### Goal of the exercise
Give every entry again, unchanged, and leave its images out.

### Data records
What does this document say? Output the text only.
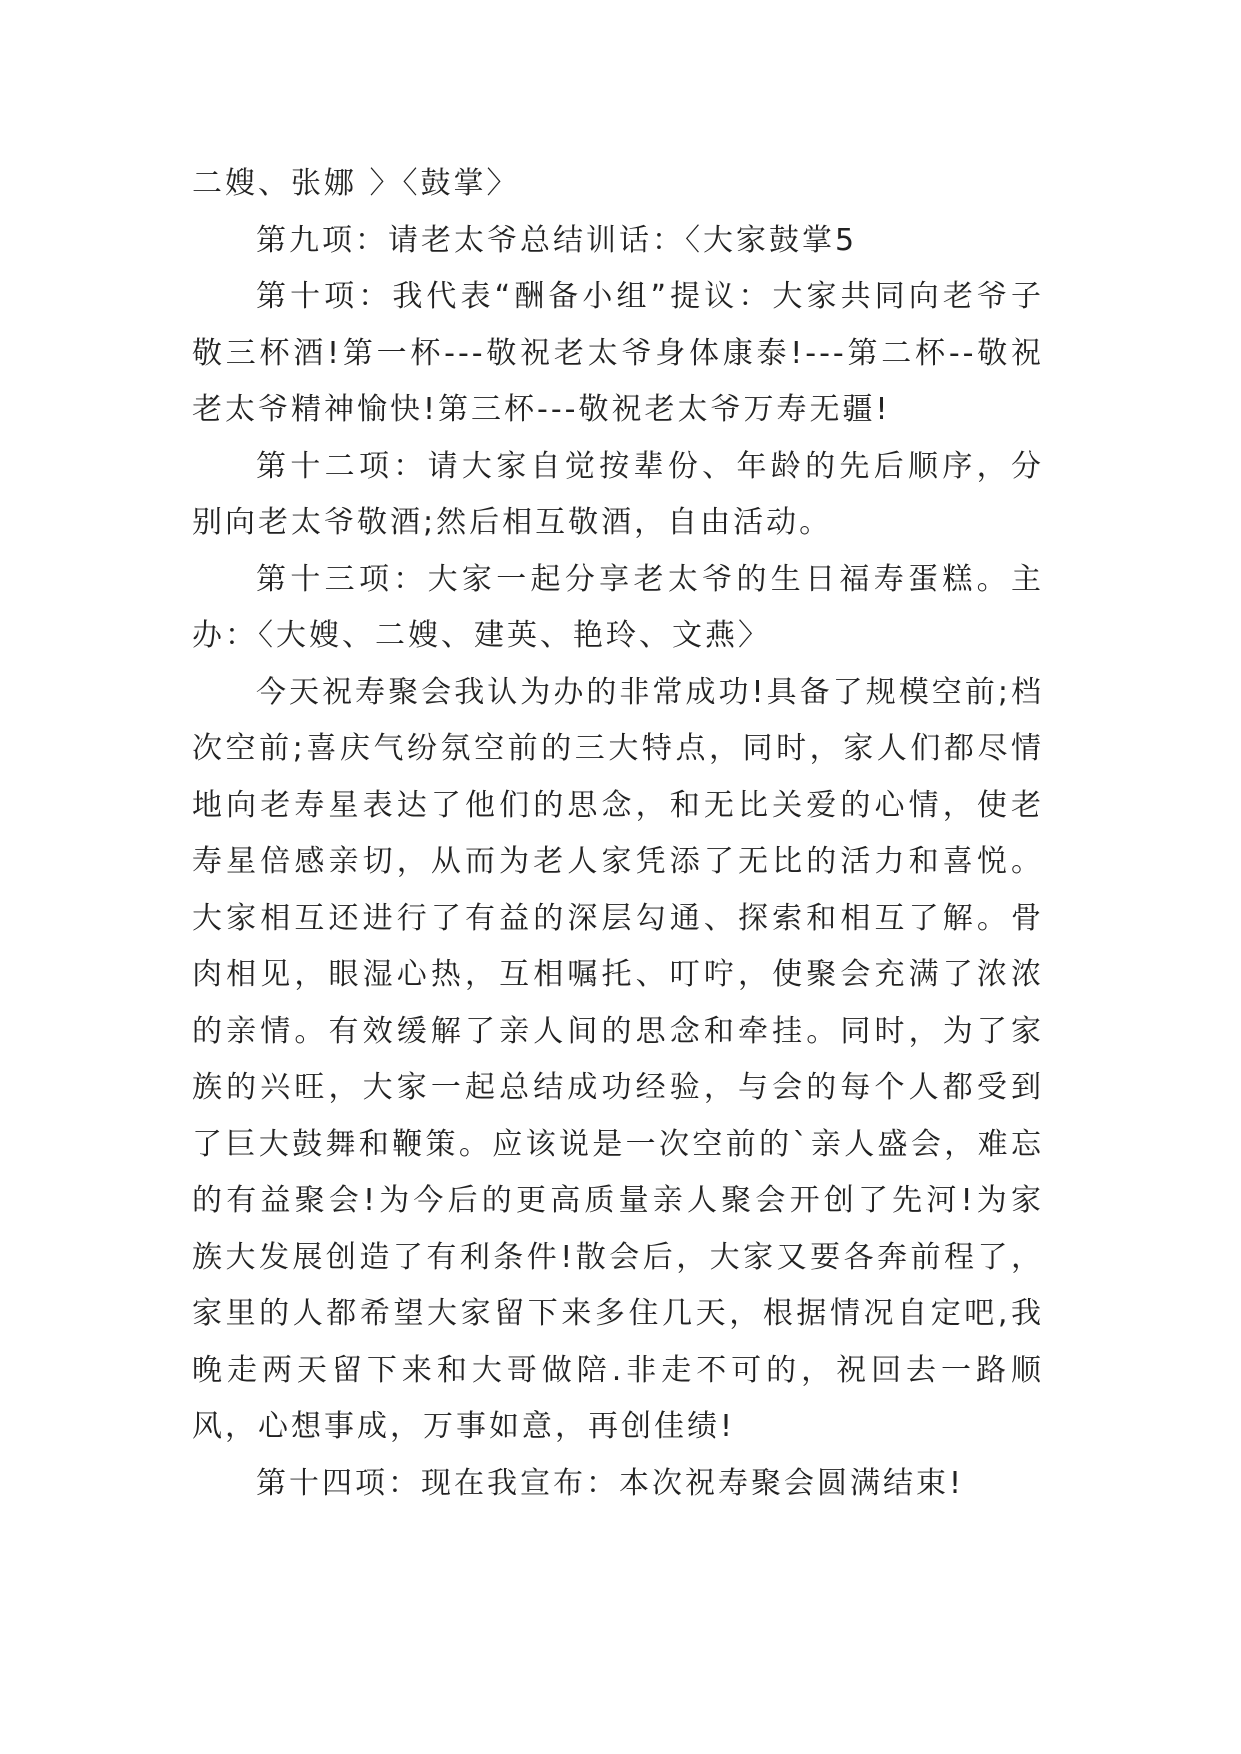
二嫂、张娜 〉〈鼓掌〉

第九项：请老太爷总结训话：〈大家鼓掌5

第十项：我代表“酬备小组”提议：大家共同向老爷子敬三杯酒!第一杯---敬祝老太爷身体康泰!---第二杯--敬祝老太爷精神愉快!第三杯---敬祝老太爷万寿无疆!

第十二项：请大家自觉按辈份、年龄的先后顺序，分别向老太爷敬酒;然后相互敬酒，自由活动。

第十三项：大家一起分享老太爷的生日福寿蛋糕。主办：〈大嫂、二嫂、建英、艳玲、文燕〉

今天祝寿聚会我认为办的非常成功!具备了规模空前;档次空前;喜庆气纷氛空前的三大特点，同时，家人们都尽情地向老寿星表达了他们的思念，和无比关爱的心情，使老寿星倍感亲切，从而为老人家凭添了无比的活力和喜悦。大家相互还进行了有益的深层勾通、探索和相互了解。骨肉相见，眼湿心热，互相嘱托、叮咛，使聚会充满了浓浓的亲情。有效缓解了亲人间的思念和牵挂。同时，为了家族的兴旺，大家一起总结成功经验，与会的每个人都受到了巨大鼓舞和鞭策。应该说是一次空前的`亲人盛会，难忘的有益聚会!为今后的更高质量亲人聚会开创了先河!为家族大发展创造了有利条件!散会后，大家又要各奔前程了，家里的人都希望大家留下来多住几天，根据情况自定吧,我晚走两天留下来和大哥做陪.非走不可的，祝回去一路顺风，心想事成，万事如意，再创佳绩!

第十四项：现在我宣布：本次祝寿聚会圆满结束!
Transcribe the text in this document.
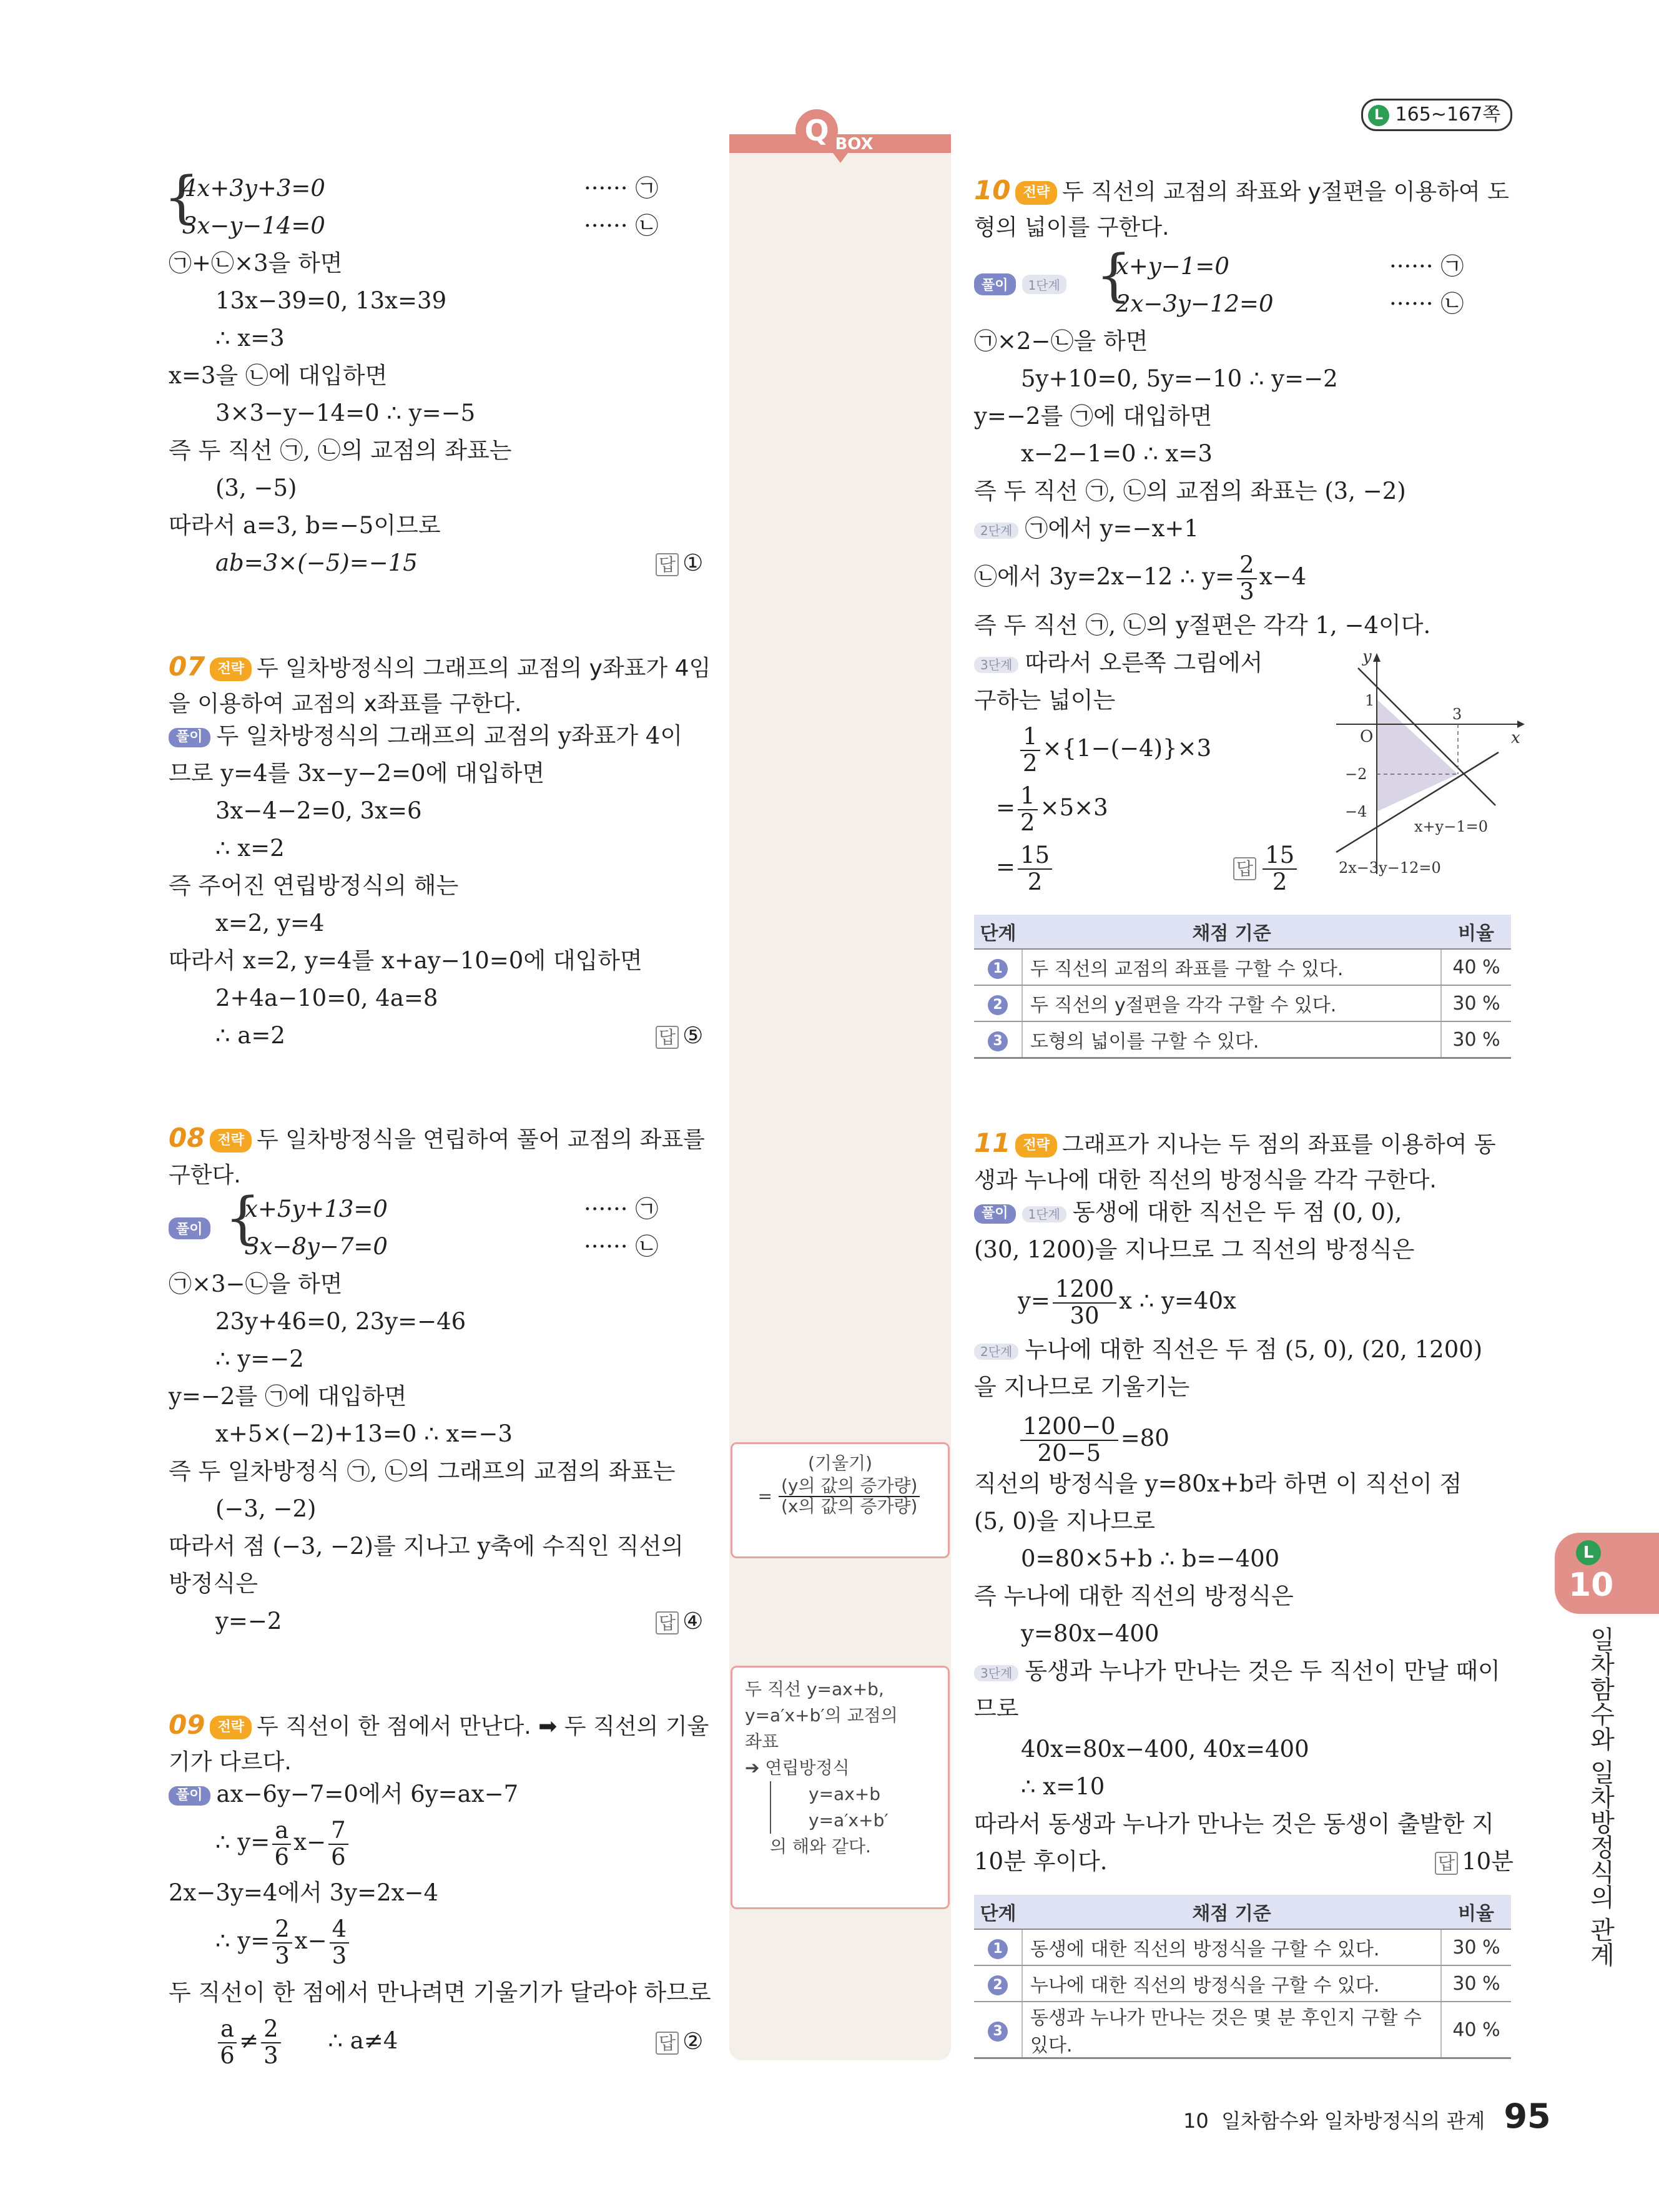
L 165~167쪽
Q BOX
{
4x+3y+3=0
3x−y−14=0
······ ㉠
······ ㉡
㉠+㉡×3을 하면
13x−39=0, 13x=39
∴ x=3
x=3을 ㉡에 대입하면
3×3−y−14=0 ∴ y=−5
즉 두 직선 ㉠, ㉡의 교점의 좌표는
(3, −5)
따라서 a=3, b=−5이므로
ab=3×(−5)=−15	답 ①
07 전략 두 일차방정식의 그래프의 교점의 y좌표가 4임을 이용하여 교점의 x좌표를 구한다.
풀이 두 일차방정식의 그래프의 교점의 y좌표가 4이
므로 y=4를 3x−y−2=0에 대입하면
3x−4−2=0, 3x=6
∴ x=2
즉 주어진 연립방정식의 해는
x=2, y=4
따라서 x=2, y=4를 x+ay−10=0에 대입하면
2+4a−10=0, 4a=8
∴ a=2	답 ⑤
08 전략 두 일차방정식을 연립하여 풀어 교점의 좌표를 구한다.
풀이 {
x+5y+13=0
3x−8y−7=0
······ ㉠
······ ㉡
㉠×3−㉡을 하면
23y+46=0, 23y=−46
∴ y=−2
y=−2를 ㉠에 대입하면
x+5×(−2)+13=0 ∴ x=−3
즉 두 일차방정식 ㉠, ㉡의 그래프의 교점의 좌표는
(−3, −2)
따라서 점 (−3, −2)를 지나고 y축에 수직인 직선의
방정식은
y=−2	답 ④
09 전략 두 직선이 한 점에서 만난다. ➡ 두 직선의 기울기가 다르다.
풀이 ax−6y−7=0에서 6y=ax−7
∴ $y= \frac{a}{6} x- \frac{7}{6}$
2x−3y=4에서 3y=2x−4
∴ $y= \frac{2}{3} x- \frac{4}{3}$
두 직선이 한 점에서 만나려면 기울기가 달라야 하므로
$\frac{a}{6} \ne \frac{2}{3}$ ∴ a≠4	답 ②
(기울기)
= $\frac{\text{(y의 값의 증가량)}}{\text{(x의 값의 증가량)}}$
두 직선 y=ax+b,
y=a′x+b′의 교점의
좌표
➔ 연립방정식
y=ax+b
y=a′x+b′
의 해와 같다.
10 전략 두 직선의 교점의 좌표와 y절편을 이용하여 도형의 넓이를 구한다.
풀이 1단계 {
x+y−1=0
2x−3y−12=0
······ ㉠
······ ㉡
㉠×2−㉡을 하면
5y+10=0, 5y=−10 ∴ y=−2
y=−2를 ㉠에 대입하면
x−2−1=0 ∴ x=3
즉 두 직선 ㉠, ㉡의 교점의 좌표는 (3, −2)
2단계 ㉠에서 y=−x+1
㉡에서 3y=2x−12 ∴ $y= \frac{2}{3} x-4$
즉 두 직선 ㉠, ㉡의 y절편은 각각 1, −4이다.
3단계 따라서 오른쪽 그림에서
구하는 넓이는
$\frac{1}{2} \times\{1-(-4)\}\times 3$
= $\frac{1}{2} \times 5\times 3$
= $\frac{15}{2}$	답 $\frac{15}{2}$
y
x
O
1
3
−2
−4
x+y−1=0
2x−3y−12=0
단계	채점 기준	비율
1	두 직선의 교점의 좌표를 구할 수 있다.	40 %
2	두 직선의 y절편을 각각 구할 수 있다.	30 %
3	도형의 넓이를 구할 수 있다.	30 %
11 전략 그래프가 지나는 두 점의 좌표를 이용하여 동생과 누나에 대한 직선의 방정식을 각각 구한다.
풀이 1단계 동생에 대한 직선은 두 점 (0, 0),
(30, 1200)을 지나므로 그 직선의 방정식은
$y= \frac{1200}{30}$ x ∴ y=40x
2단계 누나에 대한 직선은 두 점 (5, 0), (20, 1200)
을 지나므로 기울기는
$\frac{1200-0}{20-5} =80$
직선의 방정식을 y=80x+b라 하면 이 직선이 점
(5, 0)을 지나므로
0=80×5+b ∴ b=−400
즉 누나에 대한 직선의 방정식은
y=80x−400
3단계 동생과 누나가 만나는 것은 두 직선이 만날 때이
므로
40x=80x−400, 40x=400
∴ x=10
따라서 동생과 누나가 만나는 것은 동생이 출발한 지
10분 후이다.	답 10분
단계	채점 기준	비율
1	동생에 대한 직선의 방정식을 구할 수 있다.	30 %
2	누나에 대한 직선의 방정식을 구할 수 있다.	30 %
3	동생과 누나가 만나는 것은 몇 분 후인지 구할 수 있다.	40 %
L
10
일차함수와 일차방정식의 관계
10 일차함수와 일차방정식의 관계 95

### Solution
What does this document say? Output the text only.
二嫂、张娜 〉〈鼓掌〉

第九项：请老太爷总结训话：〈大家鼓掌5

第十项：我代表“酬备小组”提议：大家共同向老爷子敬三杯酒!第一杯---敬祝老太爷身体康泰!---第二杯--敬祝老太爷精神愉快!第三杯---敬祝老太爷万寿无疆!

第十二项：请大家自觉按辈份、年龄的先后顺序，分别向老太爷敬酒;然后相互敬酒，自由活动。

第十三项：大家一起分享老太爷的生日福寿蛋糕。主办：〈大嫂、二嫂、建英、艳玲、文燕〉

今天祝寿聚会我认为办的非常成功!具备了规模空前;档次空前;喜庆气纷氛空前的三大特点，同时，家人们都尽情地向老寿星表达了他们的思念，和无比关爱的心情，使老寿星倍感亲切，从而为老人家凭添了无比的活力和喜悦。大家相互还进行了有益的深层勾通、探索和相互了解。骨肉相见，眼湿心热，互相嘱托、叮咛，使聚会充满了浓浓的亲情。有效缓解了亲人间的思念和牵挂。同时，为了家族的兴旺，大家一起总结成功经验，与会的每个人都受到了巨大鼓舞和鞭策。应该说是一次空前的`亲人盛会，难忘的有益聚会!为今后的更高质量亲人聚会开创了先河!为家族大发展创造了有利条件!散会后，大家又要各奔前程了，家里的人都希望大家留下来多住几天，根据情况自定吧,我晚走两天留下来和大哥做陪.非走不可的，祝回去一路顺风，心想事成，万事如意，再创佳绩!

第十四项：现在我宣布：本次祝寿聚会圆满结束!
Transcribe the text in this document.
L 165~167쪽
Q BOX
{
4x+3y+3=0
3x−y−14=0
······ ㉠
······ ㉡
㉠+㉡×3을 하면
13x−39=0, 13x=39
∴ x=3
x=3을 ㉡에 대입하면
3×3−y−14=0 ∴ y=−5
즉 두 직선 ㉠, ㉡의 교점의 좌표는
(3, −5)
따라서 a=3, b=−5이므로
ab=3×(−5)=−15	답 ①
07 전략 두 일차방정식의 그래프의 교점의 y좌표가 4임을 이용하여 교점의 x좌표를 구한다.
풀이 두 일차방정식의 그래프의 교점의 y좌표가 4이
므로 y=4를 3x−y−2=0에 대입하면
3x−4−2=0, 3x=6
∴ x=2
즉 주어진 연립방정식의 해는
x=2, y=4
따라서 x=2, y=4를 x+ay−10=0에 대입하면
2+4a−10=0, 4a=8
∴ a=2	답 ⑤
08 전략 두 일차방정식을 연립하여 풀어 교점의 좌표를 구한다.
풀이 {
x+5y+13=0
3x−8y−7=0
······ ㉠
······ ㉡
㉠×3−㉡을 하면
23y+46=0, 23y=−46
∴ y=−2
y=−2를 ㉠에 대입하면
x+5×(−2)+13=0 ∴ x=−3
즉 두 일차방정식 ㉠, ㉡의 그래프의 교점의 좌표는
(−3, −2)
따라서 점 (−3, −2)를 지나고 y축에 수직인 직선의
방정식은
y=−2	답 ④
09 전략 두 직선이 한 점에서 만난다. ➡ 두 직선의 기울기가 다르다.
풀이 ax−6y−7=0에서 6y=ax−7
∴ $y= \frac{a}{6} x- \frac{7}{6}$
2x−3y=4에서 3y=2x−4
∴ $y= \frac{2}{3} x- \frac{4}{3}$
두 직선이 한 점에서 만나려면 기울기가 달라야 하므로
$\frac{a}{6} \ne \frac{2}{3}$ ∴ a≠4	답 ②
(기울기)
= $\frac{\text{(y의 값의 증가량)}}{\text{(x의 값의 증가량)}}$
두 직선 y=ax+b,
y=a′x+b′의 교점의
좌표
➔ 연립방정식
y=ax+b
y=a′x+b′
의 해와 같다.
10 전략 두 직선의 교점의 좌표와 y절편을 이용하여 도형의 넓이를 구한다.
풀이 1단계 {
x+y−1=0
2x−3y−12=0
······ ㉠
······ ㉡
㉠×2−㉡을 하면
5y+10=0, 5y=−10 ∴ y=−2
y=−2를 ㉠에 대입하면
x−2−1=0 ∴ x=3
즉 두 직선 ㉠, ㉡의 교점의 좌표는 (3, −2)
2단계 ㉠에서 y=−x+1
㉡에서 3y=2x−12 ∴ $y= \frac{2}{3} x-4$
즉 두 직선 ㉠, ㉡의 y절편은 각각 1, −4이다.
3단계 따라서 오른쪽 그림에서
구하는 넓이는
$\frac{1}{2} \times\{1-(-4)\}\times 3$
= $\frac{1}{2} \times 5\times 3$
= $\frac{15}{2}$	답 $\frac{15}{2}$
y
x
O
1
3
−2
−4
x+y−1=0
2x−3y−12=0
단계	채점 기준	비율
1	두 직선의 교점의 좌표를 구할 수 있다.	40 %
2	두 직선의 y절편을 각각 구할 수 있다.	30 %
3	도형의 넓이를 구할 수 있다.	30 %
11 전략 그래프가 지나는 두 점의 좌표를 이용하여 동생과 누나에 대한 직선의 방정식을 각각 구한다.
풀이 1단계 동생에 대한 직선은 두 점 (0, 0),
(30, 1200)을 지나므로 그 직선의 방정식은
$y= \frac{1200}{30}$ x ∴ y=40x
2단계 누나에 대한 직선은 두 점 (5, 0), (20, 1200)
을 지나므로 기울기는
$\frac{1200-0}{20-5} =80$
직선의 방정식을 y=80x+b라 하면 이 직선이 점
(5, 0)을 지나므로
0=80×5+b ∴ b=−400
즉 누나에 대한 직선의 방정식은
y=80x−400
3단계 동생과 누나가 만나는 것은 두 직선이 만날 때이
므로
40x=80x−400, 40x=400
∴ x=10
따라서 동생과 누나가 만나는 것은 동생이 출발한 지
10분 후이다.	답 10분
단계	채점 기준	비율
1	동생에 대한 직선의 방정식을 구할 수 있다.	30 %
2	누나에 대한 직선의 방정식을 구할 수 있다.	30 %
3	동생과 누나가 만나는 것은 몇 분 후인지 구할 수 있다.	40 %
L
10
일차함수와 일차방정식의 관계
10 일차함수와 일차방정식의 관계 95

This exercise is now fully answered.